Copy out all lines with the word "Blockage" in them.

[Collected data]
========
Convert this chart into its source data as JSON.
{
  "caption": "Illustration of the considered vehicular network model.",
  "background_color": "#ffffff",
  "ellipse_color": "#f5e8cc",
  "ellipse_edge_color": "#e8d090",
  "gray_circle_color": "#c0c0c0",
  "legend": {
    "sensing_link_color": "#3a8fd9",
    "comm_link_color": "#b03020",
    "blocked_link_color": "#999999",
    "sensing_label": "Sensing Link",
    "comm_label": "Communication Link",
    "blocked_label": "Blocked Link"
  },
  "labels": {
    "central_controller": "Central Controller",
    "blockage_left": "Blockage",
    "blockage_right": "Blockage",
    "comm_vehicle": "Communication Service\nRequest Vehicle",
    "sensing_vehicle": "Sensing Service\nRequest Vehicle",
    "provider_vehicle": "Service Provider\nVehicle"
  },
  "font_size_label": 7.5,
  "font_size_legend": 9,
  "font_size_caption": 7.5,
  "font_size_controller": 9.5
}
========
> Exercise answer:
    "blockage_left": "Blockage",
    "blockage_right": "Blockage",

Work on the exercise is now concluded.